● **STORED DATA**:
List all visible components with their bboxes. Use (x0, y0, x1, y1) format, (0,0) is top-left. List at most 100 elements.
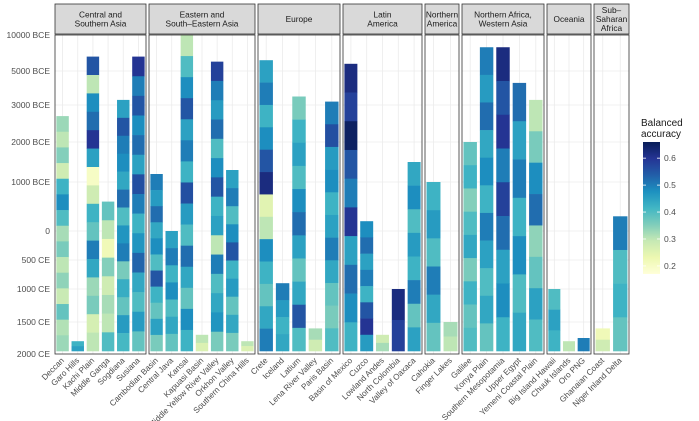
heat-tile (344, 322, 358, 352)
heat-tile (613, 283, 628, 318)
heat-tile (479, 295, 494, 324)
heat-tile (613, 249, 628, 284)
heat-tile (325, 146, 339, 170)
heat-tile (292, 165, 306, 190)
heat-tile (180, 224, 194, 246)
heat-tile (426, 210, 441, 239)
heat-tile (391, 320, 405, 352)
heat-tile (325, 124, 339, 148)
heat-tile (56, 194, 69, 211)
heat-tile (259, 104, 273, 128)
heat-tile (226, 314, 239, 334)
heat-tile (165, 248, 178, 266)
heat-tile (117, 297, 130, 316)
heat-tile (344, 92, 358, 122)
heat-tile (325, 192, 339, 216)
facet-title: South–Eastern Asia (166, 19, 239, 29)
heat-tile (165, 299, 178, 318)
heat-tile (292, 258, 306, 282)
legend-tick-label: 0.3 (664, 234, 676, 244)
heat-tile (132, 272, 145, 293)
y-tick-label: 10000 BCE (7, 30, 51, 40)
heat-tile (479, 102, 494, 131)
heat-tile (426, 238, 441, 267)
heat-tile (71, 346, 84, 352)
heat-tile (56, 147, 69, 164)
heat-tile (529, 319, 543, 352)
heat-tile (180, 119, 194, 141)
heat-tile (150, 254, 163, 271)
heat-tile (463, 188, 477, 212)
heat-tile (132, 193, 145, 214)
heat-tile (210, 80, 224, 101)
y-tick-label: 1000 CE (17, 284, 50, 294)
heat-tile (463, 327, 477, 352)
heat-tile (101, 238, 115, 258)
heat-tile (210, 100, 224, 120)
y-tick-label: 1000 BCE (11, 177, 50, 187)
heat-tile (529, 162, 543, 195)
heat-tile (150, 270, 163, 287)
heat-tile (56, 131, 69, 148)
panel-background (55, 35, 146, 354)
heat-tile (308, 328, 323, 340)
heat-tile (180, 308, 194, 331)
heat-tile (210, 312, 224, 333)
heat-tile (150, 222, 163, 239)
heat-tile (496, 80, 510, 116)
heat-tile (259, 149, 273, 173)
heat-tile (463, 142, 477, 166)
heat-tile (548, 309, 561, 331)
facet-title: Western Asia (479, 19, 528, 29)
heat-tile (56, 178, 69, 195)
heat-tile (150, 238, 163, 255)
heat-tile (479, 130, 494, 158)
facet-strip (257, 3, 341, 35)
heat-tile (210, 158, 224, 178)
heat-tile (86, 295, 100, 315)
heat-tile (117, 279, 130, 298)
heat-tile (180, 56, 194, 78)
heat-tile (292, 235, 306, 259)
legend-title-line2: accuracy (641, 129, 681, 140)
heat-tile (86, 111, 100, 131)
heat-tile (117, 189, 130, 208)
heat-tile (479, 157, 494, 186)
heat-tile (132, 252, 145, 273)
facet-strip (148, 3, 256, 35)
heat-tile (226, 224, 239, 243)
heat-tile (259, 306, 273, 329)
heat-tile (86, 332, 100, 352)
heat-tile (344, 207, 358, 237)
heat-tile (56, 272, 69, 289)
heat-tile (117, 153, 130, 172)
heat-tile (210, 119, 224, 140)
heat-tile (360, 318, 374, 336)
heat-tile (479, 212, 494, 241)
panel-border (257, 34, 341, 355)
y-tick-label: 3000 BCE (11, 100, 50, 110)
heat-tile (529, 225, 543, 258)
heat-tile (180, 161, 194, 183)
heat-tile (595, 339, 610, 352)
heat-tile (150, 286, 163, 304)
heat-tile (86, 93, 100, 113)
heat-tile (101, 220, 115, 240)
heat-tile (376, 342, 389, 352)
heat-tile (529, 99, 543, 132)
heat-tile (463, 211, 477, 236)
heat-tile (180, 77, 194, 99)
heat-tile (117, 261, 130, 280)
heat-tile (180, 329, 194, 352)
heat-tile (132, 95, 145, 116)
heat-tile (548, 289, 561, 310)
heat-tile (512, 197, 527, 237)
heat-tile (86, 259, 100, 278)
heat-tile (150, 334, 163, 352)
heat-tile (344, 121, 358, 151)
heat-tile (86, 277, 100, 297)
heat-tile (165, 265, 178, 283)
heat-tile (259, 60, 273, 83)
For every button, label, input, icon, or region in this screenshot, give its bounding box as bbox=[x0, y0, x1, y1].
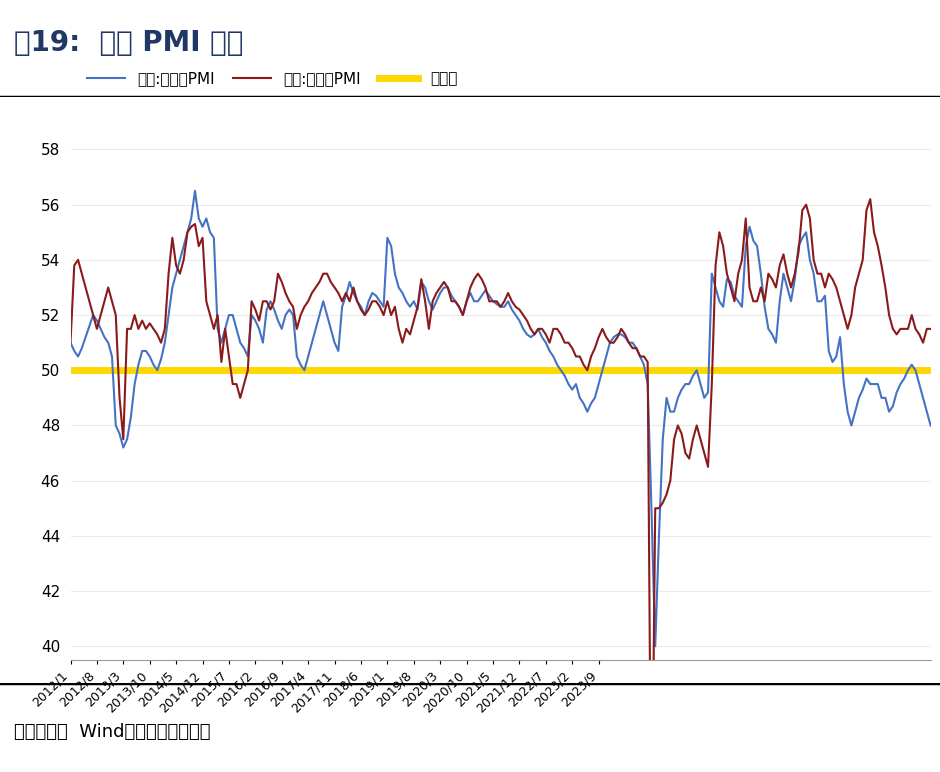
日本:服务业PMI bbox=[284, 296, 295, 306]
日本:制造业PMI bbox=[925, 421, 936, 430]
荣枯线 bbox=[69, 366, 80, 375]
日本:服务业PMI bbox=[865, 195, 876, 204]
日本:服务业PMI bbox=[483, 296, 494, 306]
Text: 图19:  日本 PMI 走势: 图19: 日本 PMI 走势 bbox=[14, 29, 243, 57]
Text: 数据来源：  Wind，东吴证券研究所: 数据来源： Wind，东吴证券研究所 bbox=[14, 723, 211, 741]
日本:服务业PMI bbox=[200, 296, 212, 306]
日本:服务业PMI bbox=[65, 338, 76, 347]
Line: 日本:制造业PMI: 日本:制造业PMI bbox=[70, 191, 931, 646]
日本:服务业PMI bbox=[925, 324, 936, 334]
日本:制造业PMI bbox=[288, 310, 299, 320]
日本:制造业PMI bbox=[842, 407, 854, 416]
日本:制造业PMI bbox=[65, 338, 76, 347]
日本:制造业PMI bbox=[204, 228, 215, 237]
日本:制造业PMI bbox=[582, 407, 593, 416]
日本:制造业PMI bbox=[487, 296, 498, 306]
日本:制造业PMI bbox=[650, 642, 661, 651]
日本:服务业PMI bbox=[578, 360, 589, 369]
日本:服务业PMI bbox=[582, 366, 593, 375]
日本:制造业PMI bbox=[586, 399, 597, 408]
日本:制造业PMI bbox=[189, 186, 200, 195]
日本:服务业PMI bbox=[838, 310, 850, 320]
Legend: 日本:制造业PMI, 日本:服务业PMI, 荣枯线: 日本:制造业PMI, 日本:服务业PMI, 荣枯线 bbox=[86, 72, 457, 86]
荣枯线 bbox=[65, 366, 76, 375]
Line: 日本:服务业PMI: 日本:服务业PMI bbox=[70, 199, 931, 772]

---

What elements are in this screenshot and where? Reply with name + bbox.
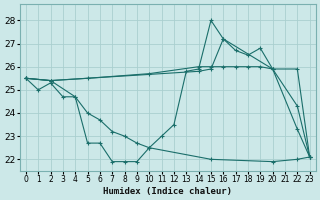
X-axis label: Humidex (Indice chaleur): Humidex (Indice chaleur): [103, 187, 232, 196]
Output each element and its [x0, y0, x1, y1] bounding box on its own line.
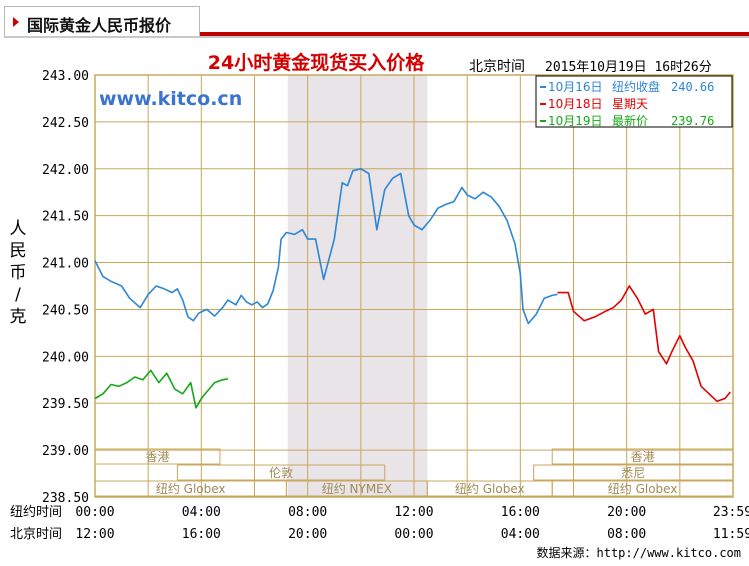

● **TASK STATEMENT**:
Can you repeat everything from the line containing "What elements are" down to the line containing "Output each element", both of those lines included, without the pictures?

● **THE RESULT**:
What elements are in this screenshot and where? Reply with name + bbox.
X-axis label: Humidex (Indice chaleur): Humidex (Indice chaleur): [103, 187, 232, 196]
Output each element and its [x0, y0, x1, y1] bounding box on its own line.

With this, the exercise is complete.